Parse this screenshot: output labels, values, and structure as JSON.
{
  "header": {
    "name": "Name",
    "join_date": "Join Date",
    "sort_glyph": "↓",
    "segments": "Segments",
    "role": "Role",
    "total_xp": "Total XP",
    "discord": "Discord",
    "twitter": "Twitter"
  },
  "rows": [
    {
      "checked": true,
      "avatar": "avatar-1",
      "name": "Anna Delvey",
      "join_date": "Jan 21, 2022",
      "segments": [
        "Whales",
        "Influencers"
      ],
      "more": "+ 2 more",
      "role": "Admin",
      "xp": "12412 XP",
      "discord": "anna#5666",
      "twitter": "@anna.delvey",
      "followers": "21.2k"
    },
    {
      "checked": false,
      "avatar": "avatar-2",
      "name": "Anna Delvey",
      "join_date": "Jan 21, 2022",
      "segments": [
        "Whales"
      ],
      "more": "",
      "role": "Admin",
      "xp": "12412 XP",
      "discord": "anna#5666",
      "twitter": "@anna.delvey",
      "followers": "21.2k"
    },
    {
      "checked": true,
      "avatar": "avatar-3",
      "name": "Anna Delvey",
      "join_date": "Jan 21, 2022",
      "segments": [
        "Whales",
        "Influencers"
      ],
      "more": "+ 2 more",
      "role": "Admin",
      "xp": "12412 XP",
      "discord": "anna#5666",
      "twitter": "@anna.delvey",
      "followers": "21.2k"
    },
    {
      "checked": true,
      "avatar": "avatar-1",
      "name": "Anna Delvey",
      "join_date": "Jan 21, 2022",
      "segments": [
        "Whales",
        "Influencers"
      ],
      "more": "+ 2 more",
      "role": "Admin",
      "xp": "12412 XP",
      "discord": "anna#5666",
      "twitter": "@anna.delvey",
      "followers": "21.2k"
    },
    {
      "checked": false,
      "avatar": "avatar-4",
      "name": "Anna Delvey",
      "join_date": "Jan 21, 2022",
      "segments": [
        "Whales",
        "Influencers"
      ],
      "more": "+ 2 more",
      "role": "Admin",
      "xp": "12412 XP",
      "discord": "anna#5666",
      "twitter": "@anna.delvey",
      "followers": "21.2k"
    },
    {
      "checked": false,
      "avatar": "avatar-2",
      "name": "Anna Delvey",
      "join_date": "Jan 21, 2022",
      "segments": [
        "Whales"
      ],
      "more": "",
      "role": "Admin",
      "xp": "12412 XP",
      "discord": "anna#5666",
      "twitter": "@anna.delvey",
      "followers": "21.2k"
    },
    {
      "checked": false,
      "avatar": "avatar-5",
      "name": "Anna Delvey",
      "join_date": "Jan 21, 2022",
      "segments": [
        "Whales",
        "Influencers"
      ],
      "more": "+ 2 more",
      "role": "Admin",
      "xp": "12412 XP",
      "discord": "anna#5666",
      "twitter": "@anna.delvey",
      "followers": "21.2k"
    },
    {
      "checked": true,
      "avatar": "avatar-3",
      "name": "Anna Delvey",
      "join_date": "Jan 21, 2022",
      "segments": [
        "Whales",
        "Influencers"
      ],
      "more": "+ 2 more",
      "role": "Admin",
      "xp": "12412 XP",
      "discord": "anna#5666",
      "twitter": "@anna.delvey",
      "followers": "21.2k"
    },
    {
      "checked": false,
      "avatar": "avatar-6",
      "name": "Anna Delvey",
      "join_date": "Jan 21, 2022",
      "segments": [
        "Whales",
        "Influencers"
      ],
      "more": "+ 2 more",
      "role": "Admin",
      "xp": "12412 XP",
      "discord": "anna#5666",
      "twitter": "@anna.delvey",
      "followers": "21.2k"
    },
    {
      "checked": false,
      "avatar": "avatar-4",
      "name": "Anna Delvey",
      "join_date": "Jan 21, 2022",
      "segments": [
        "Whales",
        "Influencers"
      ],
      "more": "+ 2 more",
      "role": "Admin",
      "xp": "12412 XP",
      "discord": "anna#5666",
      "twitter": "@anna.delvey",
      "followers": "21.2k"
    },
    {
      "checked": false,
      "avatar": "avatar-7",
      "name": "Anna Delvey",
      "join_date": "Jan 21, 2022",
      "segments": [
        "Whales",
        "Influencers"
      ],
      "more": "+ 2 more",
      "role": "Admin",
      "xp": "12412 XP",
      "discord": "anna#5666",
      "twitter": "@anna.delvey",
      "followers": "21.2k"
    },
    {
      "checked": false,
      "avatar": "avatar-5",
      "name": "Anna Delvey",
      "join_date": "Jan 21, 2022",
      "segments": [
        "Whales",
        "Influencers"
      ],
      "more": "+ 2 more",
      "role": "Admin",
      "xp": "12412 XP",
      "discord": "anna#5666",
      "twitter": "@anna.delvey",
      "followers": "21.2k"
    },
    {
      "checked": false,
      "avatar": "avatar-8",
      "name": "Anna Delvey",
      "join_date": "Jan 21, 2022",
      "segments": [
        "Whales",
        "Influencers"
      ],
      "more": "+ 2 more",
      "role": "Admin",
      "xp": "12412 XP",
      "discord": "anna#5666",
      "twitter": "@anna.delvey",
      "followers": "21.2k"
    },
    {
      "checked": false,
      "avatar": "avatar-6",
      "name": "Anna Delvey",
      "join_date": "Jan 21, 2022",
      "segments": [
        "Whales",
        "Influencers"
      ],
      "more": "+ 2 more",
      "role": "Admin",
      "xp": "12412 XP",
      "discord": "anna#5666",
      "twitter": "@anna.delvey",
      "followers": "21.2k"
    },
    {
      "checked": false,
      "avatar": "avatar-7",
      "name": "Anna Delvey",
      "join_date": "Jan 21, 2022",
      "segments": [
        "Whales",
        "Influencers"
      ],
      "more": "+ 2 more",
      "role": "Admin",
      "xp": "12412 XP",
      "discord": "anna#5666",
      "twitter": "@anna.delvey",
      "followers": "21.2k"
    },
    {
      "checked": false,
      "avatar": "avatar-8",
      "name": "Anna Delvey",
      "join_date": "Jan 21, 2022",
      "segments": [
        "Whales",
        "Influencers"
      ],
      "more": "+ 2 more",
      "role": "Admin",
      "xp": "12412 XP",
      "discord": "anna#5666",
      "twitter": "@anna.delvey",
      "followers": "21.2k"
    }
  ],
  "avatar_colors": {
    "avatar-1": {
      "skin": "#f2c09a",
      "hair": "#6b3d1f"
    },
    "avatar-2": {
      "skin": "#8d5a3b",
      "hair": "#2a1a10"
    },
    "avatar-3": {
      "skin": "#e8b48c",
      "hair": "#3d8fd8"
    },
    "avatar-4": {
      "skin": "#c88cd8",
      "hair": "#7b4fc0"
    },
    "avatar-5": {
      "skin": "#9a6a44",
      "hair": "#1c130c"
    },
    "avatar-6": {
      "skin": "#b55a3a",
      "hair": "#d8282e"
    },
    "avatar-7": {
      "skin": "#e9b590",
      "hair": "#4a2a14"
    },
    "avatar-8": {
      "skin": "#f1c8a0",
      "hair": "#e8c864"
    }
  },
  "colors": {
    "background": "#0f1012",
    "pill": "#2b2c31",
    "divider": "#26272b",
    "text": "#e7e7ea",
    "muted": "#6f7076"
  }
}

# # # # # # #

§ **TASK PROMPT**: Which lines above contain "skin"? Show each of them.

§ **FULL RESPONSE**:
      "skin": "#f2c09a",
      "skin": "#8d5a3b",
      "skin": "#e8b48c",
      "skin": "#c88cd8",
      "skin": "#9a6a44",
      "skin": "#b55a3a",
      "skin": "#e9b590",
      "skin": "#f1c8a0",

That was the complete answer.